Task directions. Filter for the word "arts" and keep each matching line.

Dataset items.
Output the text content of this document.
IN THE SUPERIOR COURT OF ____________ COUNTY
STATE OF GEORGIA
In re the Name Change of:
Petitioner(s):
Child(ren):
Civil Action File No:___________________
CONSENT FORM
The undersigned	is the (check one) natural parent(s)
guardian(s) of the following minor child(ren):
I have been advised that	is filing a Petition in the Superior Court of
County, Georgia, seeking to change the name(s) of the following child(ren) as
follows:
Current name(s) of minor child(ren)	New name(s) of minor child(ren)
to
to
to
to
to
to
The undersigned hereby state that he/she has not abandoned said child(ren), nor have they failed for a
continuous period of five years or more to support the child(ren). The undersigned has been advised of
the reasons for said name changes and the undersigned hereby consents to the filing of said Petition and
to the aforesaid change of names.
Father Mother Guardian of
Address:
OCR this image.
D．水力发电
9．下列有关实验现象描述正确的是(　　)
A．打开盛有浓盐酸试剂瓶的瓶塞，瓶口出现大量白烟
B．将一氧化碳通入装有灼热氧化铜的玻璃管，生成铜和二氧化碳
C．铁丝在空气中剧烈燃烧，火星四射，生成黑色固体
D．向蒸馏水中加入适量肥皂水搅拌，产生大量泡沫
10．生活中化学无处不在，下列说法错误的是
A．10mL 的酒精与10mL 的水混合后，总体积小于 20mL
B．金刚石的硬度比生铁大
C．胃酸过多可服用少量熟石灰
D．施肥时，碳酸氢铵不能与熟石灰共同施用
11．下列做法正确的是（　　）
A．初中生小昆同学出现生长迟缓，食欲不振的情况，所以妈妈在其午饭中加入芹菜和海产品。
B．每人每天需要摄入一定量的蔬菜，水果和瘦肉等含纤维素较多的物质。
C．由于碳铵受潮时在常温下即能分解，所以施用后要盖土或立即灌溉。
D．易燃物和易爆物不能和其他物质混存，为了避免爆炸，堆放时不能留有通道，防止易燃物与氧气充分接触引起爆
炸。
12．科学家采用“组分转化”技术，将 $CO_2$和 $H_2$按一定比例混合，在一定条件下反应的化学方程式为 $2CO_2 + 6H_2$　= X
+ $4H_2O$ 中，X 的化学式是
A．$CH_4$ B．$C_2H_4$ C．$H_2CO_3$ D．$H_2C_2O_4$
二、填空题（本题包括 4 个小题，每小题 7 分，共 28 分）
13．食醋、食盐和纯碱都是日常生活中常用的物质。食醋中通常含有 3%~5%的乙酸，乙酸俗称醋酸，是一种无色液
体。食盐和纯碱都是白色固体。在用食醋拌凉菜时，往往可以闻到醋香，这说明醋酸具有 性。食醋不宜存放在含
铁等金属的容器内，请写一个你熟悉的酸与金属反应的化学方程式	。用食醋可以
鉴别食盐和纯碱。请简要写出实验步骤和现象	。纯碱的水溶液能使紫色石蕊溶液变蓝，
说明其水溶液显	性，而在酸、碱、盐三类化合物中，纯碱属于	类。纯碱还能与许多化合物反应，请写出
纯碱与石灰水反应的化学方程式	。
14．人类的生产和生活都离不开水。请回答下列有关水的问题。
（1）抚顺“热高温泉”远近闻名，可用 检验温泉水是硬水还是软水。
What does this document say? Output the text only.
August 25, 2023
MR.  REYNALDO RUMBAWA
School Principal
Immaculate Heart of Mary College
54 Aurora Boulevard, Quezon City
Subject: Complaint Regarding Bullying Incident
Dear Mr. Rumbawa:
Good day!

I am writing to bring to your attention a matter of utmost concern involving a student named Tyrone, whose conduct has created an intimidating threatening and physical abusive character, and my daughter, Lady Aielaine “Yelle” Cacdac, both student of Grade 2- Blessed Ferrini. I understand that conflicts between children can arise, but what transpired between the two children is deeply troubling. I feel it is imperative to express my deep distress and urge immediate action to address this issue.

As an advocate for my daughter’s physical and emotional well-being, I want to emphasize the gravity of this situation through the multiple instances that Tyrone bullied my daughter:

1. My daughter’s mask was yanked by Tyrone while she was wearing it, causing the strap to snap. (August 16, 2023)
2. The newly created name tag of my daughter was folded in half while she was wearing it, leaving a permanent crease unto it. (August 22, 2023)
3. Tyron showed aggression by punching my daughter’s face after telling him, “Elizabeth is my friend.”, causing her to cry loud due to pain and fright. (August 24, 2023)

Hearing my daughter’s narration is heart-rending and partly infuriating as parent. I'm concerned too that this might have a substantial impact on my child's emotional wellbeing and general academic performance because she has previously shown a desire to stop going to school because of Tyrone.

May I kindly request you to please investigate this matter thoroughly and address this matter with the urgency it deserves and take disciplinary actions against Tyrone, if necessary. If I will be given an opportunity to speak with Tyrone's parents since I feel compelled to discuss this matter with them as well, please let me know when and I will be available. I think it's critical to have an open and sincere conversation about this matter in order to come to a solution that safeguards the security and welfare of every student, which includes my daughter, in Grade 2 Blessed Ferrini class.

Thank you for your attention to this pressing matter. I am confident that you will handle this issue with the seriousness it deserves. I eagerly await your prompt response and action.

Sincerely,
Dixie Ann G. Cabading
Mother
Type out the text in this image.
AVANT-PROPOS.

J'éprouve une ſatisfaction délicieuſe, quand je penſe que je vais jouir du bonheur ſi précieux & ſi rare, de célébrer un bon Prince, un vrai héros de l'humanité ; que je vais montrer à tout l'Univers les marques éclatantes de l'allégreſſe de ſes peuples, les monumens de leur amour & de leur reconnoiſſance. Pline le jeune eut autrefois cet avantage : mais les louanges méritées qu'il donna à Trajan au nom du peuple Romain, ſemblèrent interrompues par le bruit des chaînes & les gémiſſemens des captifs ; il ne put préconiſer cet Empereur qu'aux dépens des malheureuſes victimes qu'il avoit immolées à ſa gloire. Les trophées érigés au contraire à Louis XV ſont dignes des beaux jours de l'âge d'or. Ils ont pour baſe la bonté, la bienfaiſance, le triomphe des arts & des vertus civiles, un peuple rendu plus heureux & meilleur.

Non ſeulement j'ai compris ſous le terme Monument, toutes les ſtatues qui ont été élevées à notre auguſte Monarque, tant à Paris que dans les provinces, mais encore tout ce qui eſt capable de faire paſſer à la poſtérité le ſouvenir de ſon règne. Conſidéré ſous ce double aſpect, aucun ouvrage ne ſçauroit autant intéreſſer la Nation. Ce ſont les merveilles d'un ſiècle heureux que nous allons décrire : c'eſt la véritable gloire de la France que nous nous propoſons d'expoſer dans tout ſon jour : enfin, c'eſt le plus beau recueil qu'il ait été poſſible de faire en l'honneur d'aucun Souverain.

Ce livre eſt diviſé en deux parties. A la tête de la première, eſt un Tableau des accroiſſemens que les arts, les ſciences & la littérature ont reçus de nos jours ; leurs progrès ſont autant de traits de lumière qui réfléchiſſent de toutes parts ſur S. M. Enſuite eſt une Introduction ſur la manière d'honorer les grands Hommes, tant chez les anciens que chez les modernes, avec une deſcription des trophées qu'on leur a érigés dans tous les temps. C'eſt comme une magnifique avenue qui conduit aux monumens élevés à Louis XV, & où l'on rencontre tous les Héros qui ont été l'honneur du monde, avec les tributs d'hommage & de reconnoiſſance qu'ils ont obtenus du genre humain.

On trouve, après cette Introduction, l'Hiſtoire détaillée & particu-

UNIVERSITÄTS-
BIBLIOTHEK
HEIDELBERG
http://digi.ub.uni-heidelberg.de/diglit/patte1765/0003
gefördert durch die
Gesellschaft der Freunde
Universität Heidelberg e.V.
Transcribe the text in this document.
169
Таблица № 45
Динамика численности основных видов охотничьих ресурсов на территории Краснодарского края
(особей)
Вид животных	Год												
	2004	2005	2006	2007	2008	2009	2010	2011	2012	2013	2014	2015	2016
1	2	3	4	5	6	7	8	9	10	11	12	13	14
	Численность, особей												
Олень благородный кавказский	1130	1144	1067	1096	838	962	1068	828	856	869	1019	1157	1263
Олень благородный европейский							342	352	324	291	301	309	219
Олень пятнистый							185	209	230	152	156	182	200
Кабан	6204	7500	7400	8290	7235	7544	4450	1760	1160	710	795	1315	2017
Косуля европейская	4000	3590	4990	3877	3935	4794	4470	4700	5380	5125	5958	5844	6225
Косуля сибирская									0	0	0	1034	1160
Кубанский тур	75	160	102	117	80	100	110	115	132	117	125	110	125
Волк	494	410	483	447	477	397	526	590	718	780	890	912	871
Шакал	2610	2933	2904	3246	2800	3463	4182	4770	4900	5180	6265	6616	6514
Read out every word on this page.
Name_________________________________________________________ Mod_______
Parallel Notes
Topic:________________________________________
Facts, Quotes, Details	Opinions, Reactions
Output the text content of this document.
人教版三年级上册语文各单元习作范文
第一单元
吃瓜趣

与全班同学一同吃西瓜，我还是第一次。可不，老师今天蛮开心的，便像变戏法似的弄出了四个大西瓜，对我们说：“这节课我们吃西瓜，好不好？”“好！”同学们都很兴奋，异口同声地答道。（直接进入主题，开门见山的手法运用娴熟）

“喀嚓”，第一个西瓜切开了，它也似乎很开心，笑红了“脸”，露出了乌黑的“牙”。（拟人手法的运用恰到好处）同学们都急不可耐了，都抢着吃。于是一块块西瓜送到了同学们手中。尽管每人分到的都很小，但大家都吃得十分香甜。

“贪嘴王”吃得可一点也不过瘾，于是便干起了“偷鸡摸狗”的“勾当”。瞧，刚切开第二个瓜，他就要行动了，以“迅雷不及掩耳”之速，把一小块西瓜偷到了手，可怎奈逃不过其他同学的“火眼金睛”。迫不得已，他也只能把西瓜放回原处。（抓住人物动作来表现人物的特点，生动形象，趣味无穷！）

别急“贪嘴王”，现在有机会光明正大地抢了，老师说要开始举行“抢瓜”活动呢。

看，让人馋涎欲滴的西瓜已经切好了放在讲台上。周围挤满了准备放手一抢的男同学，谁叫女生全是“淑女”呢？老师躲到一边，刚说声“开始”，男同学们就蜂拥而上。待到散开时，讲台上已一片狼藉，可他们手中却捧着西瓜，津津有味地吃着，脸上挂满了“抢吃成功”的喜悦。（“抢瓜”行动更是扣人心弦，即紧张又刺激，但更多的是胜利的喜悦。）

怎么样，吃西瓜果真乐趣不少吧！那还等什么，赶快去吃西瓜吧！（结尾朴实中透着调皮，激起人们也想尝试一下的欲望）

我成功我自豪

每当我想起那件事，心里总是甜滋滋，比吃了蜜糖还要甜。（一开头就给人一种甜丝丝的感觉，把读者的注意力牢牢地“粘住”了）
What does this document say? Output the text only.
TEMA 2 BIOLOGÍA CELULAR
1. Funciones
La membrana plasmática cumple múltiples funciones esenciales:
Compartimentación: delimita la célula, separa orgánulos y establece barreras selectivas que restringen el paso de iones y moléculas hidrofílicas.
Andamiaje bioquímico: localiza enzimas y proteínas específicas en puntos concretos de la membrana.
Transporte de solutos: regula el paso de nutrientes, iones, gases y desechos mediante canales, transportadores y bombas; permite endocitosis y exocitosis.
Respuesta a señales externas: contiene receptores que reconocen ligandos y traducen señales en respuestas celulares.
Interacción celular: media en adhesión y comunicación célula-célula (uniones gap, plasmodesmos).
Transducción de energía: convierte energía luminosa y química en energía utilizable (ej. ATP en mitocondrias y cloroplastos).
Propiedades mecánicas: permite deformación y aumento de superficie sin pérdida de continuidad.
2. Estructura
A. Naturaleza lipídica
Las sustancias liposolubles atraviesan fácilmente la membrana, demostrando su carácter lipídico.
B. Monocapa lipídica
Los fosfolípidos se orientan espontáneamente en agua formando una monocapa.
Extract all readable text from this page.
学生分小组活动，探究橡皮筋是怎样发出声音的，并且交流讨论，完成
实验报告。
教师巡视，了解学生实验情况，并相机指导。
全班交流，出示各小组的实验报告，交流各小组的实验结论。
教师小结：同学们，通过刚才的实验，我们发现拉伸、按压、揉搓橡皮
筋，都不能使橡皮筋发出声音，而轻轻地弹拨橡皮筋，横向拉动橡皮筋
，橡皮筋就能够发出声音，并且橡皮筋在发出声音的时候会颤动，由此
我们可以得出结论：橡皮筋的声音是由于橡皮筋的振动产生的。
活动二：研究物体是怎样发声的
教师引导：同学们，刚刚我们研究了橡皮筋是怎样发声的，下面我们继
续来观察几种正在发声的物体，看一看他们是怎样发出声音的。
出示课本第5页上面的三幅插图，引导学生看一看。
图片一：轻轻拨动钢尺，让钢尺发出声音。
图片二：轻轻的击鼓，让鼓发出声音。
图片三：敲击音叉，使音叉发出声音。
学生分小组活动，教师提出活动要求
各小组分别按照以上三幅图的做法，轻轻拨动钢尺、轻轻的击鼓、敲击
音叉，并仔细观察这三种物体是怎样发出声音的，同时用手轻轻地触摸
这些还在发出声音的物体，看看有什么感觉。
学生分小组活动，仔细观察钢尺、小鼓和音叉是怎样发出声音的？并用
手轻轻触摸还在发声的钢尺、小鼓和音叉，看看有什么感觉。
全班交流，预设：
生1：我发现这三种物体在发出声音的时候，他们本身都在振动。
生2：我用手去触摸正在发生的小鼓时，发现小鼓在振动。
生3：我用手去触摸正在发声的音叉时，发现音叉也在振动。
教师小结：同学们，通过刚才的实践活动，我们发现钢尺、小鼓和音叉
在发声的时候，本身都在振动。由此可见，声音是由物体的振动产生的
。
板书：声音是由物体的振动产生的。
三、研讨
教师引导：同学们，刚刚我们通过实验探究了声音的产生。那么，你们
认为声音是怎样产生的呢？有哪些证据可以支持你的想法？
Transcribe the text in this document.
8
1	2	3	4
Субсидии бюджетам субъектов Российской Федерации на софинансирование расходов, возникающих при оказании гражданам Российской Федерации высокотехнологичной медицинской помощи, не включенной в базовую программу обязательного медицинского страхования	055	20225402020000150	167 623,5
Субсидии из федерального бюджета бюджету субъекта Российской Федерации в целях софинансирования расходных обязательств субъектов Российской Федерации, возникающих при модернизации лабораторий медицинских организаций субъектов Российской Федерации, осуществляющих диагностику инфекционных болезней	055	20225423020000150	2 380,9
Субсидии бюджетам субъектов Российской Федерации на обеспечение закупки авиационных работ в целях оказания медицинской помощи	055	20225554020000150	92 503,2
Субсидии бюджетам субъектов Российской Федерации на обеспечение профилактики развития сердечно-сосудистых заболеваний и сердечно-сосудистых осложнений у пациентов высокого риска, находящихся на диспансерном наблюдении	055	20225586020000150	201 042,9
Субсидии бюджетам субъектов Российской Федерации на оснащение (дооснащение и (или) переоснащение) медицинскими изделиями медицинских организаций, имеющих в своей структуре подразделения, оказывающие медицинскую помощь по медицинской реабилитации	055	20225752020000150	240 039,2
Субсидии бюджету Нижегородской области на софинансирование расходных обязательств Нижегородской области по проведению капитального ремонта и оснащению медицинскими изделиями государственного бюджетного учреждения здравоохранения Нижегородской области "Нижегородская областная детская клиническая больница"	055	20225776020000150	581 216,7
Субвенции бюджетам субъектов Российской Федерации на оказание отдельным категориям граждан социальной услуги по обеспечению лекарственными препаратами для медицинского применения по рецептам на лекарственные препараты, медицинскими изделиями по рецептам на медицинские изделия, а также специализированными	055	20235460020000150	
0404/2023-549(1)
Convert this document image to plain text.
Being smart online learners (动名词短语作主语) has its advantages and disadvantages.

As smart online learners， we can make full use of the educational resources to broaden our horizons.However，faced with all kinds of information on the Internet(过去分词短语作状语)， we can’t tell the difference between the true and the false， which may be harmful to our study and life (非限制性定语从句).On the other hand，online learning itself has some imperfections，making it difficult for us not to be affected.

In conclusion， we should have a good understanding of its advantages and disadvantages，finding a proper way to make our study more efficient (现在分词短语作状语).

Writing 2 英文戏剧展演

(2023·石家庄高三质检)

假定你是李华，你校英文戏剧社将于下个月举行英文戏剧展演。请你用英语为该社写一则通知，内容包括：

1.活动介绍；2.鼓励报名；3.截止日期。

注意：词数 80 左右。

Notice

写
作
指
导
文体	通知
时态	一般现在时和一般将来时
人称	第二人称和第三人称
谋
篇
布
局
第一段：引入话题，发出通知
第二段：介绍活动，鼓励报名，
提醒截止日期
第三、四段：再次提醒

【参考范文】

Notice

Solved exercise.
J'éprouve une ſatisfaction délicieuſe, quand je penſe que je vais jouir du bonheur ſi précieux & ſi rare, de célébrer un bon Prince, un vrai héros de l'humanité ; que je vais montrer à tout l'Univers les marques éclatantes de l'allégreſſe de ſes peuples, les monumens de leur amour & de leur reconnoiſſance. Pline le jeune eut autrefois cet avantage : mais les louanges méritées qu'il donna à Trajan au nom du peuple Romain, ſemblèrent interrompues par le bruit des chaînes & les gémiſſemens des captifs ; il ne put préconiſer cet Empereur qu'aux dépens des malheureuſes victimes qu'il avoit immolées à ſa gloire. Les trophées érigés au contraire à Louis XV ſont dignes des beaux jours de l'âge d'or. Ils ont pour baſe la bonté, la bienfaiſance, le triomphe des arts & des vertus civiles, un peuple rendu plus heureux & meilleur.
Ce livre eſt diviſé en deux parties. A la tête de la première, eſt un Tableau des accroiſſemens que les arts, les ſciences & la littérature ont reçus de nos jours ; leurs progrès ſont autant de traits de lumière qui réfléchiſſent de toutes parts ſur S. M. Enſuite eſt une Introduction ſur la manière d'honorer les grands Hommes, tant chez les anciens que chez les modernes, avec une deſcription des trophées qu'on leur a érigés dans tous les temps. C'eſt comme une magnifique avenue qui conduit aux monumens élevés à Louis XV, & où l'on rencontre tous les Héros qui ont été l'honneur du monde, avec les tributs d'hommage & de reconnoiſſance qu'ils ont obtenus du genre humain.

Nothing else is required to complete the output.